— Begin INFORMATION SHOWN —

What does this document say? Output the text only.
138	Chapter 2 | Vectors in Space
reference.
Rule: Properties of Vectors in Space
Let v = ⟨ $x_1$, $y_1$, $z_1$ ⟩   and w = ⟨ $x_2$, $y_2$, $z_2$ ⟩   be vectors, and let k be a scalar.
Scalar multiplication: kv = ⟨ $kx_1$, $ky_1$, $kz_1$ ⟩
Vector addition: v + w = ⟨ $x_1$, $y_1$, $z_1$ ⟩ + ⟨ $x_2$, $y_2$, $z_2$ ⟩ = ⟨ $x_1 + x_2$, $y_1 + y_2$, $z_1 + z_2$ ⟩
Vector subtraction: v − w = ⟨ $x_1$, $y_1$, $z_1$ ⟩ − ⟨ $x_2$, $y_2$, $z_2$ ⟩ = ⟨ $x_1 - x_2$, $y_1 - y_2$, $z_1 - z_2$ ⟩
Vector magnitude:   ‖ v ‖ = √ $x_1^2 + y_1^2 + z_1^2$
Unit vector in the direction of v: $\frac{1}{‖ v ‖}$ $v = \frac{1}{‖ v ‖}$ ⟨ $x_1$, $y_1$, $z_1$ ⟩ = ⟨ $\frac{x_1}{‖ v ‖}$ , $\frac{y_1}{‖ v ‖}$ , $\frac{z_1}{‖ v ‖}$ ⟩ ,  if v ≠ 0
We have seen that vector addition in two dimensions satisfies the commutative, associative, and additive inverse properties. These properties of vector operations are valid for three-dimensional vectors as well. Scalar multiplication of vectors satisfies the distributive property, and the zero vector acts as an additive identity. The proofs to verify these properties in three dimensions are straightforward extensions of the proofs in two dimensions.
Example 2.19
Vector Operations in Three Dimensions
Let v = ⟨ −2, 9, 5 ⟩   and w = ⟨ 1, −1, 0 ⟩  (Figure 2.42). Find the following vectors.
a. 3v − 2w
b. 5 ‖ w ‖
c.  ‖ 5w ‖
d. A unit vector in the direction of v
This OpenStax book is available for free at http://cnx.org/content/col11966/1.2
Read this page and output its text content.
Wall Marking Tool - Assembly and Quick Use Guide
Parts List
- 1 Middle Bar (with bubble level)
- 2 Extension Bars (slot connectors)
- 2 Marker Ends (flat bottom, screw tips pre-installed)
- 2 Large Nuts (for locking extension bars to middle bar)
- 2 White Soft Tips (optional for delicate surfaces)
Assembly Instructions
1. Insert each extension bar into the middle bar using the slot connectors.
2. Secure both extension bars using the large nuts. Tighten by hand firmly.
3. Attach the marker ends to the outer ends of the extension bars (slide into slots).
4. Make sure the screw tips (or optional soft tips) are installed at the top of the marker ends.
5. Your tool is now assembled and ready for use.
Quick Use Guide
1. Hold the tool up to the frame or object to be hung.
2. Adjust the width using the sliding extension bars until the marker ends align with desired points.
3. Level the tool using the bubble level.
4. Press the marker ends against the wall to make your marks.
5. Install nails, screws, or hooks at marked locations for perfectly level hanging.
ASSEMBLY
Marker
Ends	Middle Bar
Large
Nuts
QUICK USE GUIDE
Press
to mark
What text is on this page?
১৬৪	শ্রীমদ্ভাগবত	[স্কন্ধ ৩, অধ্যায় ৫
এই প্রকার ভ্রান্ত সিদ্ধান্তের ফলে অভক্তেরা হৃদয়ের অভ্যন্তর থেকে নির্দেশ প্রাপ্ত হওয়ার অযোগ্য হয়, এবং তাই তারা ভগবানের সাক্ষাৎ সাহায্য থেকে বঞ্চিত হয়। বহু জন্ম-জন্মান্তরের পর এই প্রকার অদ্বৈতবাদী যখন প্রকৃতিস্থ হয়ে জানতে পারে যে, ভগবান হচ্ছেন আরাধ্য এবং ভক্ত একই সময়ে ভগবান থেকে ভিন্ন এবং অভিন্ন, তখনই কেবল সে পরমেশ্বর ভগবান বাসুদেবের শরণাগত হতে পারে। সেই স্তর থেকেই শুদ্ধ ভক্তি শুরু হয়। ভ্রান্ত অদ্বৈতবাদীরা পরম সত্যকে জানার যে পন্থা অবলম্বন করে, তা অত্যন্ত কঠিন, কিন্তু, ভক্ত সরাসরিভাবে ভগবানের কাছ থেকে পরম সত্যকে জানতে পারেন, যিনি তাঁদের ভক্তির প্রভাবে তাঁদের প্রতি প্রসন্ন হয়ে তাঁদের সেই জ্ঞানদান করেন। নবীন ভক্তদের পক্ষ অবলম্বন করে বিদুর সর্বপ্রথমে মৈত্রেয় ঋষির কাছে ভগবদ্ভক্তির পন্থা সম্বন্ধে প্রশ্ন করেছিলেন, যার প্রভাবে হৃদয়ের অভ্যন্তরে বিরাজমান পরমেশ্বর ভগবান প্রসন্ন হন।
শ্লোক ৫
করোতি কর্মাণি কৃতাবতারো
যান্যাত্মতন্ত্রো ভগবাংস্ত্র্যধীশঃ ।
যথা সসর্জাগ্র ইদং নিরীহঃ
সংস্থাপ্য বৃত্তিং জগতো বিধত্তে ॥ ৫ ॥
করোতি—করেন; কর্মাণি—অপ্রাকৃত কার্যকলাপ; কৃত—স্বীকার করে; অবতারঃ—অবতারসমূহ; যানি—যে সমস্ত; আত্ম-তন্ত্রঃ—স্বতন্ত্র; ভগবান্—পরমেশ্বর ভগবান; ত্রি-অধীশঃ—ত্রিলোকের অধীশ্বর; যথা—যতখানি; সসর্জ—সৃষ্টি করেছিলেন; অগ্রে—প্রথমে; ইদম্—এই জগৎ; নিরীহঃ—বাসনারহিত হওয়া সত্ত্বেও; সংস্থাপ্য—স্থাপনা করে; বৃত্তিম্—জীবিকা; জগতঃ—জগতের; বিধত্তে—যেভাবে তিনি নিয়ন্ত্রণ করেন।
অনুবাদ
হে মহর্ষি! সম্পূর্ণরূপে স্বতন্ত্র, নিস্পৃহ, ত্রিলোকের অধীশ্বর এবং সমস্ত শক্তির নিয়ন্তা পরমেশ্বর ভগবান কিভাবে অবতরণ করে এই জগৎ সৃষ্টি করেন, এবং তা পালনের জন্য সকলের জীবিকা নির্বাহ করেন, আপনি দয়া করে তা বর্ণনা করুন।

— End INFORMATION SHOWN —

Retype every record above exactly as it appears.

▶ **EXPECTED ANSWER**
What does this document say? Output the text only.
138	Chapter 2 | Vectors in Space
reference.
Rule: Properties of Vectors in Space
Let v = ⟨ $x_1$, $y_1$, $z_1$ ⟩   and w = ⟨ $x_2$, $y_2$, $z_2$ ⟩   be vectors, and let k be a scalar.
Scalar multiplication: kv = ⟨ $kx_1$, $ky_1$, $kz_1$ ⟩
Vector addition: v + w = ⟨ $x_1$, $y_1$, $z_1$ ⟩ + ⟨ $x_2$, $y_2$, $z_2$ ⟩ = ⟨ $x_1 + x_2$, $y_1 + y_2$, $z_1 + z_2$ ⟩
Vector subtraction: v − w = ⟨ $x_1$, $y_1$, $z_1$ ⟩ − ⟨ $x_2$, $y_2$, $z_2$ ⟩ = ⟨ $x_1 - x_2$, $y_1 - y_2$, $z_1 - z_2$ ⟩
Vector magnitude:   ‖ v ‖ = √ $x_1^2 + y_1^2 + z_1^2$
Unit vector in the direction of v: $\frac{1}{‖ v ‖}$ $v = \frac{1}{‖ v ‖}$ ⟨ $x_1$, $y_1$, $z_1$ ⟩ = ⟨ $\frac{x_1}{‖ v ‖}$ , $\frac{y_1}{‖ v ‖}$ , $\frac{z_1}{‖ v ‖}$ ⟩ ,  if v ≠ 0
We have seen that vector addition in two dimensions satisfies the commutative, associative, and additive inverse properties. These properties of vector operations are valid for three-dimensional vectors as well. Scalar multiplication of vectors satisfies the distributive property, and the zero vector acts as an additive identity. The proofs to verify these properties in three dimensions are straightforward extensions of the proofs in two dimensions.
Example 2.19
Vector Operations in Three Dimensions
Let v = ⟨ −2, 9, 5 ⟩   and w = ⟨ 1, −1, 0 ⟩  (Figure 2.42). Find the following vectors.
a. 3v − 2w
b. 5 ‖ w ‖
c.  ‖ 5w ‖
d. A unit vector in the direction of v
This OpenStax book is available for free at http://cnx.org/content/col11966/1.2
Read this page and output its text content.
Wall Marking Tool - Assembly and Quick Use Guide
Parts List
- 1 Middle Bar (with bubble level)
- 2 Extension Bars (slot connectors)
- 2 Marker Ends (flat bottom, screw tips pre-installed)
- 2 Large Nuts (for locking extension bars to middle bar)
- 2 White Soft Tips (optional for delicate surfaces)
Assembly Instructions
1. Insert each extension bar into the middle bar using the slot connectors.
2. Secure both extension bars using the large nuts. Tighten by hand firmly.
3. Attach the marker ends to the outer ends of the extension bars (slide into slots).
4. Make sure the screw tips (or optional soft tips) are installed at the top of the marker ends.
5. Your tool is now assembled and ready for use.
Quick Use Guide
1. Hold the tool up to the frame or object to be hung.
2. Adjust the width using the sliding extension bars until the marker ends align with desired points.
3. Level the tool using the bubble level.
4. Press the marker ends against the wall to make your marks.
5. Install nails, screws, or hooks at marked locations for perfectly level hanging.
ASSEMBLY
Marker
Ends	Middle Bar
Large
Nuts
QUICK USE GUIDE
Press
to mark
What text is on this page?
১৬৪	শ্রীমদ্ভাগবত	[স্কন্ধ ৩, অধ্যায় ৫
এই প্রকার ভ্রান্ত সিদ্ধান্তের ফলে অভক্তেরা হৃদয়ের অভ্যন্তর থেকে নির্দেশ প্রাপ্ত হওয়ার অযোগ্য হয়, এবং তাই তারা ভগবানের সাক্ষাৎ সাহায্য থেকে বঞ্চিত হয়। বহু জন্ম-জন্মান্তরের পর এই প্রকার অদ্বৈতবাদী যখন প্রকৃতিস্থ হয়ে জানতে পারে যে, ভগবান হচ্ছেন আরাধ্য এবং ভক্ত একই সময়ে ভগবান থেকে ভিন্ন এবং অভিন্ন, তখনই কেবল সে পরমেশ্বর ভগবান বাসুদেবের শরণাগত হতে পারে। সেই স্তর থেকেই শুদ্ধ ভক্তি শুরু হয়। ভ্রান্ত অদ্বৈতবাদীরা পরম সত্যকে জানার যে পন্থা অবলম্বন করে, তা অত্যন্ত কঠিন, কিন্তু, ভক্ত সরাসরিভাবে ভগবানের কাছ থেকে পরম সত্যকে জানতে পারেন, যিনি তাঁদের ভক্তির প্রভাবে তাঁদের প্রতি প্রসন্ন হয়ে তাঁদের সেই জ্ঞানদান করেন। নবীন ভক্তদের পক্ষ অবলম্বন করে বিদুর সর্বপ্রথমে মৈত্রেয় ঋষির কাছে ভগবদ্ভক্তির পন্থা সম্বন্ধে প্রশ্ন করেছিলেন, যার প্রভাবে হৃদয়ের অভ্যন্তরে বিরাজমান পরমেশ্বর ভগবান প্রসন্ন হন।
শ্লোক ৫
করোতি কর্মাণি কৃতাবতারো
যান্যাত্মতন্ত্রো ভগবাংস্ত্র্যধীশঃ ।
যথা সসর্জাগ্র ইদং নিরীহঃ
সংস্থাপ্য বৃত্তিং জগতো বিধত্তে ॥ ৫ ॥
করোতি—করেন; কর্মাণি—অপ্রাকৃত কার্যকলাপ; কৃত—স্বীকার করে; অবতারঃ—অবতারসমূহ; যানি—যে সমস্ত; আত্ম-তন্ত্রঃ—স্বতন্ত্র; ভগবান্—পরমেশ্বর ভগবান; ত্রি-অধীশঃ—ত্রিলোকের অধীশ্বর; যথা—যতখানি; সসর্জ—সৃষ্টি করেছিলেন; অগ্রে—প্রথমে; ইদম্—এই জগৎ; নিরীহঃ—বাসনারহিত হওয়া সত্ত্বেও; সংস্থাপ্য—স্থাপনা করে; বৃত্তিম্—জীবিকা; জগতঃ—জগতের; বিধত্তে—যেভাবে তিনি নিয়ন্ত্রণ করেন।
অনুবাদ
হে মহর্ষি! সম্পূর্ণরূপে স্বতন্ত্র, নিস্পৃহ, ত্রিলোকের অধীশ্বর এবং সমস্ত শক্তির নিয়ন্তা পরমেশ্বর ভগবান কিভাবে অবতরণ করে এই জগৎ সৃষ্টি করেন, এবং তা পালনের জন্য সকলের জীবিকা নির্বাহ করেন, আপনি দয়া করে তা বর্ণনা করুন।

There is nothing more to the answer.